- [Data lines]
━━━━━━

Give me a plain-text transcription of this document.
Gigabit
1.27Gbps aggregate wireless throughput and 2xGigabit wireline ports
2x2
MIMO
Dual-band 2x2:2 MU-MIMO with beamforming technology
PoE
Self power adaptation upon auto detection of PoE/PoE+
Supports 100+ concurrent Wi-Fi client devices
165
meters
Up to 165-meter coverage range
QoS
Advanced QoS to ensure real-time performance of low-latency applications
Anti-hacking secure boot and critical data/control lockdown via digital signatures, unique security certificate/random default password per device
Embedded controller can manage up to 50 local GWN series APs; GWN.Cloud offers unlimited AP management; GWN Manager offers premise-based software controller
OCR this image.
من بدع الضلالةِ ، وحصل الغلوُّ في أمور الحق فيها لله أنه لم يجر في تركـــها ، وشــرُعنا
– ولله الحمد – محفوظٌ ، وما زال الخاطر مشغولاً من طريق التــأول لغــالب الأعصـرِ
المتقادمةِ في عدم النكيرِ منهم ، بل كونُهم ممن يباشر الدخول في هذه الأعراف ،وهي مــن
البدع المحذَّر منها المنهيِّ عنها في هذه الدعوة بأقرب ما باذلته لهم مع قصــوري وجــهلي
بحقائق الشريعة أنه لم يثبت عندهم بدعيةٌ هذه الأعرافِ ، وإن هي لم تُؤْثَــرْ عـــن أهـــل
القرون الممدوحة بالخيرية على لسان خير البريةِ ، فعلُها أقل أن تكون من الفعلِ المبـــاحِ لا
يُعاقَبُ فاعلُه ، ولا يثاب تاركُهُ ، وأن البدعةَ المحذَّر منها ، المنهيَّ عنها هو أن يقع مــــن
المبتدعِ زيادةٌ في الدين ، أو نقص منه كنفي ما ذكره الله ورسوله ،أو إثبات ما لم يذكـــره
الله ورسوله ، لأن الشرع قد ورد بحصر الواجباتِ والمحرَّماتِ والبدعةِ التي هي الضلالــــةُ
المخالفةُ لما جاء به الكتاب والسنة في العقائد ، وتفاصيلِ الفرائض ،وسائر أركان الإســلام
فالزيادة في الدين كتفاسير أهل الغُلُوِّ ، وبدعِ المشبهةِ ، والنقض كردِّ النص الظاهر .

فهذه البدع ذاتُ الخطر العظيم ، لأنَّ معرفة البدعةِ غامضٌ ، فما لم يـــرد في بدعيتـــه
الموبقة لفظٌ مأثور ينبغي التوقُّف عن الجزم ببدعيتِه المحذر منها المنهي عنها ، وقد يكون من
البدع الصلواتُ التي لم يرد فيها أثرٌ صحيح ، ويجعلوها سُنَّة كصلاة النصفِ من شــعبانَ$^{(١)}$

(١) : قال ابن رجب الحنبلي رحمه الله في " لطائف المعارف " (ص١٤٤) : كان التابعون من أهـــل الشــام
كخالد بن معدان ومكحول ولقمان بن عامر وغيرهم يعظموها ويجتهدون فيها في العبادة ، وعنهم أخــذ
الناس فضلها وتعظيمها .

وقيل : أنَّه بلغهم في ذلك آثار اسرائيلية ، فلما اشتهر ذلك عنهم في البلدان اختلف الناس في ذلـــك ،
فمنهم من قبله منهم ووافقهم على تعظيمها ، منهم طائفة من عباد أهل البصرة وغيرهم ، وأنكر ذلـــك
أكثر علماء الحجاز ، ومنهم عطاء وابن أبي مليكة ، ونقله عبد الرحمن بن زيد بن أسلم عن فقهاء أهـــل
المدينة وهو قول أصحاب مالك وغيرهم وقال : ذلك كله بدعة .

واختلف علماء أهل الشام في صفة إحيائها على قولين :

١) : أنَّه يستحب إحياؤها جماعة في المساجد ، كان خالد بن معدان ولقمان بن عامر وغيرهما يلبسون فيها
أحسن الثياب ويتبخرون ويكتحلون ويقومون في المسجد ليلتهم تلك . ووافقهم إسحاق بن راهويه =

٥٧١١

━━━━━━

Look through the entries above and list every line containing "ورسوله".

المبتدعِ زيادةٌ في الدين ، أو نقص منه كنفي ما ذكره الله ورسوله ،أو إثبات ما لم يذكـــره
الله ورسوله ، لأن الشرع قد ورد بحصر الواجباتِ والمحرَّماتِ والبدعةِ التي هي الضلالــــةُ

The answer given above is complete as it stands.